== LISTED ENTRIES
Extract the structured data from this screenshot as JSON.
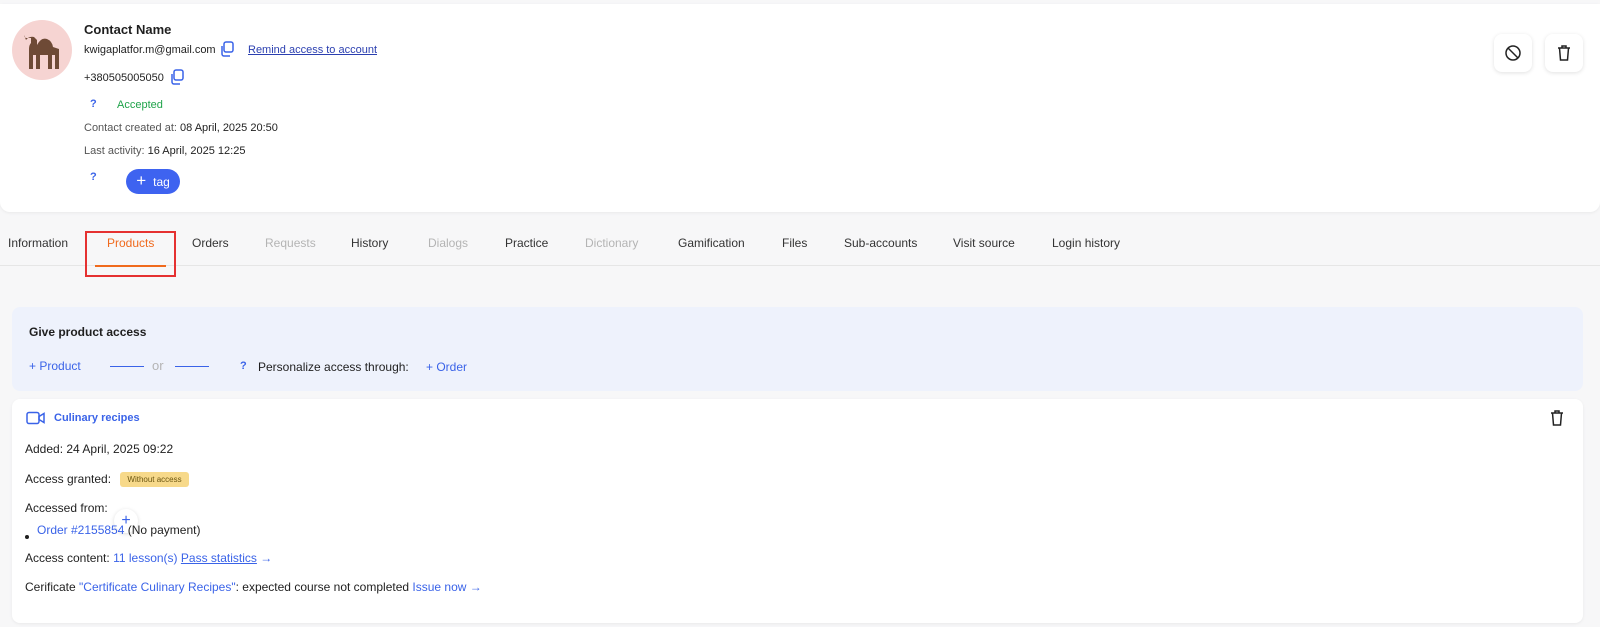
{
  "contact": {
    "name": "Contact Name",
    "email": "kwigaplatfor.m@gmail.com",
    "remind_link": "Remind access to account",
    "phone": "+380505005050",
    "help_mark": "?",
    "status": "Accepted",
    "created_label": "Contact created at:",
    "created_value": "08 April, 2025 20:50",
    "activity_label": "Last activity:",
    "activity_value": "16 April, 2025 12:25",
    "tag_button": "tag",
    "tag_plus": "+"
  },
  "tabs": [
    {
      "label": "Information",
      "state": "normal"
    },
    {
      "label": "Products",
      "state": "active"
    },
    {
      "label": "Orders",
      "state": "normal"
    },
    {
      "label": "Requests",
      "state": "disabled"
    },
    {
      "label": "History",
      "state": "normal"
    },
    {
      "label": "Dialogs",
      "state": "disabled"
    },
    {
      "label": "Practice",
      "state": "normal"
    },
    {
      "label": "Dictionary",
      "state": "disabled"
    },
    {
      "label": "Gamification",
      "state": "normal"
    },
    {
      "label": "Files",
      "state": "normal"
    },
    {
      "label": "Sub-accounts",
      "state": "normal"
    },
    {
      "label": "Visit source",
      "state": "normal"
    },
    {
      "label": "Login history",
      "state": "normal"
    }
  ],
  "access": {
    "title": "Give product access",
    "product_link": "+ Product",
    "or": "or",
    "help_mark": "?",
    "personalize": "Personalize access through:",
    "order_link": "+ Order"
  },
  "product": {
    "title": "Culinary recipes",
    "added": "Added: 24 April, 2025 09:22",
    "access_granted_label": "Access granted:",
    "access_badge": "Without access",
    "accessed_from_label": "Accessed from:",
    "plus": "+",
    "order_link": "Order #2155854",
    "order_note": "(No payment)",
    "access_content_label": "Access content:",
    "lessons_link": "11 lesson(s)",
    "pass_stats_link": "Pass statistics",
    "arrow": "→",
    "cert_prefix": "Cerificate",
    "cert_link": "\"Certificate Culinary Recipes\"",
    "cert_status": ": expected course not completed",
    "issue_link": "Issue now"
  },
  "colors": {
    "accent": "#3a63e8",
    "active_tab": "#f06a1d",
    "success": "#1fa34a",
    "badge_bg": "#f7d98a",
    "highlight": "#e53131"
  }
}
====
### SET TASK
All records must be output exactly as they are, except for the pictures, which are left out.

### SOLUTION TO THE EXERCISE
Extract the structured data from this screenshot as JSON.
{
  "contact": {
    "name": "Contact Name",
    "email": "kwigaplatfor.m@gmail.com",
    "remind_link": "Remind access to account",
    "phone": "+380505005050",
    "help_mark": "?",
    "status": "Accepted",
    "created_label": "Contact created at:",
    "created_value": "08 April, 2025 20:50",
    "activity_label": "Last activity:",
    "activity_value": "16 April, 2025 12:25",
    "tag_button": "tag",
    "tag_plus": "+"
  },
  "tabs": [
    {
      "label": "Information",
      "state": "normal"
    },
    {
      "label": "Products",
      "state": "active"
    },
    {
      "label": "Orders",
      "state": "normal"
    },
    {
      "label": "Requests",
      "state": "disabled"
    },
    {
      "label": "History",
      "state": "normal"
    },
    {
      "label": "Dialogs",
      "state": "disabled"
    },
    {
      "label": "Practice",
      "state": "normal"
    },
    {
      "label": "Dictionary",
      "state": "disabled"
    },
    {
      "label": "Gamification",
      "state": "normal"
    },
    {
      "label": "Files",
      "state": "normal"
    },
    {
      "label": "Sub-accounts",
      "state": "normal"
    },
    {
      "label": "Visit source",
      "state": "normal"
    },
    {
      "label": "Login history",
      "state": "normal"
    }
  ],
  "access": {
    "title": "Give product access",
    "product_link": "+ Product",
    "or": "or",
    "help_mark": "?",
    "personalize": "Personalize access through:",
    "order_link": "+ Order"
  },
  "product": {
    "title": "Culinary recipes",
    "added": "Added: 24 April, 2025 09:22",
    "access_granted_label": "Access granted:",
    "access_badge": "Without access",
    "accessed_from_label": "Accessed from:",
    "plus": "+",
    "order_link": "Order #2155854",
    "order_note": "(No payment)",
    "access_content_label": "Access content:",
    "lessons_link": "11 lesson(s)",
    "pass_stats_link": "Pass statistics",
    "arrow": "→",
    "cert_prefix": "Cerificate",
    "cert_link": "\"Certificate Culinary Recipes\"",
    "cert_status": ": expected course not completed",
    "issue_link": "Issue now"
  },
  "colors": {
    "accent": "#3a63e8",
    "active_tab": "#f06a1d",
    "success": "#1fa34a",
    "badge_bg": "#f7d98a",
    "highlight": "#e53131"
  }
}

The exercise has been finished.